(Items listed in a dataset)
--- BEGIN ---
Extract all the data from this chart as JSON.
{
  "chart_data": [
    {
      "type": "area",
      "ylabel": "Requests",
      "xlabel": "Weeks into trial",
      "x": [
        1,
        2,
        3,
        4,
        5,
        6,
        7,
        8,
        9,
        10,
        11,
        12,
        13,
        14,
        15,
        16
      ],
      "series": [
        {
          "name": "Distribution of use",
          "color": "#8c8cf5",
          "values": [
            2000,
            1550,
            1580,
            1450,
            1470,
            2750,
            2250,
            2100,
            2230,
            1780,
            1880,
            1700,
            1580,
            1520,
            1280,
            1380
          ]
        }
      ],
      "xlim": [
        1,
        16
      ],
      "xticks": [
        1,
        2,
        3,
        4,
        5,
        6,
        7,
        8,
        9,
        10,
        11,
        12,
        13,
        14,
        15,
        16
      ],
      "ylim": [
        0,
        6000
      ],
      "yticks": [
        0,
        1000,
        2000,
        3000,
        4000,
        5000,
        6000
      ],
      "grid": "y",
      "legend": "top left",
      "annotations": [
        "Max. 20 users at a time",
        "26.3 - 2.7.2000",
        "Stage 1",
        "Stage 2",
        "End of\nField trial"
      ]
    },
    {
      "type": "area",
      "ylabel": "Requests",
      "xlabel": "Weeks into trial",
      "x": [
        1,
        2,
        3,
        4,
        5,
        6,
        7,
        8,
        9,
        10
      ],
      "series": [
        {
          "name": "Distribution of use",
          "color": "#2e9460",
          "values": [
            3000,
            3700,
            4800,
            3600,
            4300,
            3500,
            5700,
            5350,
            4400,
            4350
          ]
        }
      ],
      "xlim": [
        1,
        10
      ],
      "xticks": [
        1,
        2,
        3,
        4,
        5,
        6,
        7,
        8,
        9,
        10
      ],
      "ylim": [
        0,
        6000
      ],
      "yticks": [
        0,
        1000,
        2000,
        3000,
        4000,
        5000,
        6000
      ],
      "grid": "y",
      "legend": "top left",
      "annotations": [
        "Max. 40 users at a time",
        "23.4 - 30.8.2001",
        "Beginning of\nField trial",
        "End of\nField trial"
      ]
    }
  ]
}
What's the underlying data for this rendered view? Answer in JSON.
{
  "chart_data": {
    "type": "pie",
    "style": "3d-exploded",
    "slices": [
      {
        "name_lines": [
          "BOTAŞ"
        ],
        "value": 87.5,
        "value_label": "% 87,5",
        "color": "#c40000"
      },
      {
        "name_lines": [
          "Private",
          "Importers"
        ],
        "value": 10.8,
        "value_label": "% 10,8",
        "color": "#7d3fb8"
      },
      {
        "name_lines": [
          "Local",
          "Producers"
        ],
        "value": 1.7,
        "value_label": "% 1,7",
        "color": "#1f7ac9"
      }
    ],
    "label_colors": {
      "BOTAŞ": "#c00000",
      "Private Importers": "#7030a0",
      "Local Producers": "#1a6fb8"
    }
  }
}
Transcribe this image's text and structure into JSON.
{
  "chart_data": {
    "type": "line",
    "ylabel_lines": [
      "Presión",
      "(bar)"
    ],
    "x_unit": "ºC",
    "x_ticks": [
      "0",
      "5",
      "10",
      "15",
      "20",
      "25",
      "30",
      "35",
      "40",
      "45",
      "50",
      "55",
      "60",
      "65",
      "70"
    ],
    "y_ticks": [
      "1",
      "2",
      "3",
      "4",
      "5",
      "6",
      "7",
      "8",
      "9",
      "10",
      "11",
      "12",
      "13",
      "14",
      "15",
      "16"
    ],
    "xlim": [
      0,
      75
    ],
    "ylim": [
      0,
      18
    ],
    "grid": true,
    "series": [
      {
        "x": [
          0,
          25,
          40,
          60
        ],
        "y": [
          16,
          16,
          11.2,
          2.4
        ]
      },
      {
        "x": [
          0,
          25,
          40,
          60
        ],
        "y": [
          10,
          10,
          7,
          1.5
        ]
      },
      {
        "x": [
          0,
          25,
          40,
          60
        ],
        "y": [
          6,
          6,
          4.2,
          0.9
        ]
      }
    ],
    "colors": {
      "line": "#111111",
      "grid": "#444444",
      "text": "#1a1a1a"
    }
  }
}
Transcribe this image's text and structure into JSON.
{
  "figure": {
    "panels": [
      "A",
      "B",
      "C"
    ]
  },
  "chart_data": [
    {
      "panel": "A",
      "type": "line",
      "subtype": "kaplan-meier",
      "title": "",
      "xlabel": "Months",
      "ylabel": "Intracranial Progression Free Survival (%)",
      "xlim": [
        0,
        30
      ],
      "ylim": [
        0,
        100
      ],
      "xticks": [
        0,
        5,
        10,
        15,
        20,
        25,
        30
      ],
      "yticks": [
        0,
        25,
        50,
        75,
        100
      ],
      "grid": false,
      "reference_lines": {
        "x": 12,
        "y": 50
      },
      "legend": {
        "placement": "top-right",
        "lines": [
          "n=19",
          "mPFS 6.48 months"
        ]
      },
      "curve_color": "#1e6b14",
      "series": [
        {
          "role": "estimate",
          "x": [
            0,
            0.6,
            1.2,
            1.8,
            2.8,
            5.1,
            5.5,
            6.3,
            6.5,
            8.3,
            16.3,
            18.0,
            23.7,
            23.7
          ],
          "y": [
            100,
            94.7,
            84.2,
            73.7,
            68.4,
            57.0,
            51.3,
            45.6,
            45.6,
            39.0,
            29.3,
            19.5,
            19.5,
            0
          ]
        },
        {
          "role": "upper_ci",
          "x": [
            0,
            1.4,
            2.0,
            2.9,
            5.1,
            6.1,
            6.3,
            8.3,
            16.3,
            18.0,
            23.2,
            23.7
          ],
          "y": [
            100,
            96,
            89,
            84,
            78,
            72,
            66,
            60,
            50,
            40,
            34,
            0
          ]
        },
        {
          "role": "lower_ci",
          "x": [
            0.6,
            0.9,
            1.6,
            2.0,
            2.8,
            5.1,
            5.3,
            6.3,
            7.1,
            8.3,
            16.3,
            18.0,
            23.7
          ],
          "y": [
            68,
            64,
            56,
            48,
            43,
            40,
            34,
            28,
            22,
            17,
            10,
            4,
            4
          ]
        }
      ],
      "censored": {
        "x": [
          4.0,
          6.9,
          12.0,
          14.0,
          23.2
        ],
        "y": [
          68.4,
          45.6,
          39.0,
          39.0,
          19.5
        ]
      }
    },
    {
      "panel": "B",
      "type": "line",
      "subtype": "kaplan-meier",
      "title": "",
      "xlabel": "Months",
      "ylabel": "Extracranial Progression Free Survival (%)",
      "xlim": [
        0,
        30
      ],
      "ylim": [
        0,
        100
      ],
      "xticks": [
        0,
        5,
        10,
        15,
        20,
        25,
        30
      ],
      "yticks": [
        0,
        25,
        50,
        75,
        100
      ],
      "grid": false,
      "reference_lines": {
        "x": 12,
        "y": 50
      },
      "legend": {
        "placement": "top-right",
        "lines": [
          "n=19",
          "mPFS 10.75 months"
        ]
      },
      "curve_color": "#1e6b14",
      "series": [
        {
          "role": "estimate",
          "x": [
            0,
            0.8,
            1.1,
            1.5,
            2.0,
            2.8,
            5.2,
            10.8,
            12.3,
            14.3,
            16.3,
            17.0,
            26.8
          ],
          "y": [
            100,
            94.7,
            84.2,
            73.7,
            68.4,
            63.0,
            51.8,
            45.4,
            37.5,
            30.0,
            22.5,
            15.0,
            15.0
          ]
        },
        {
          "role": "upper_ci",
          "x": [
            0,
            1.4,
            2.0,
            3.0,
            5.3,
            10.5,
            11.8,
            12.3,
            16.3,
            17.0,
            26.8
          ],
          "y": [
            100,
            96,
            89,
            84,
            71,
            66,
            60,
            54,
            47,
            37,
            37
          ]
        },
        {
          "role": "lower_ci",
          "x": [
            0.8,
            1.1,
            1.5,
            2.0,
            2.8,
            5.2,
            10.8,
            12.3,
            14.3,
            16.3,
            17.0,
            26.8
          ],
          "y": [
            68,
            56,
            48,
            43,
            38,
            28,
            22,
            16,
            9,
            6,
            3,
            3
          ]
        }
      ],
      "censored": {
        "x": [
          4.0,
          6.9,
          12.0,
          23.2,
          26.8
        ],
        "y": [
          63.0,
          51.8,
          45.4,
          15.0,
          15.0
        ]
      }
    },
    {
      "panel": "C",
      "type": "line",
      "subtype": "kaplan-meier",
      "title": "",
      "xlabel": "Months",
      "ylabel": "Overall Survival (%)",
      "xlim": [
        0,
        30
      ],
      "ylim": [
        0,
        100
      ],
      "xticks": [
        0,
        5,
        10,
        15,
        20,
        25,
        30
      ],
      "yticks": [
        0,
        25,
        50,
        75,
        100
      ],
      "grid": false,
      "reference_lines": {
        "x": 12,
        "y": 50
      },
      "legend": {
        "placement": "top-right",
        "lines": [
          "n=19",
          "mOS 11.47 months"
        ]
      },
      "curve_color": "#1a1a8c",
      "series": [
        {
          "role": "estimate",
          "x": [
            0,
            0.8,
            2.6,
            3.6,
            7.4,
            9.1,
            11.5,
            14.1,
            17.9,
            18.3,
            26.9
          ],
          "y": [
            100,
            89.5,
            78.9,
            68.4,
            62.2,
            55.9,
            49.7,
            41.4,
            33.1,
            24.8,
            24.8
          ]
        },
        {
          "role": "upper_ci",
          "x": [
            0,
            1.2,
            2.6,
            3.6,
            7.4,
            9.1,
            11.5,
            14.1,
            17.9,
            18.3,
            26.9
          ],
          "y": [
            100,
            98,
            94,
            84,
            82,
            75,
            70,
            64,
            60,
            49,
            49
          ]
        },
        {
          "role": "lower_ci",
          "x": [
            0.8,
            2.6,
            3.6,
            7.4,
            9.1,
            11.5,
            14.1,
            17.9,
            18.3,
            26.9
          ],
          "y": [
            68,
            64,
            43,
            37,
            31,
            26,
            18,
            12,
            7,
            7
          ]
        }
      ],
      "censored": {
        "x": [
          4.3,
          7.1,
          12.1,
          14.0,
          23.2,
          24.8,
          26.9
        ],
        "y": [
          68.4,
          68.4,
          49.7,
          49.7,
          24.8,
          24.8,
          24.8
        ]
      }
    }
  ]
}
--- END ---
Identify the lines of the entries containing the string "Importers". Copy each such line.

          "Importers"
      "Private Importers": "#7030a0",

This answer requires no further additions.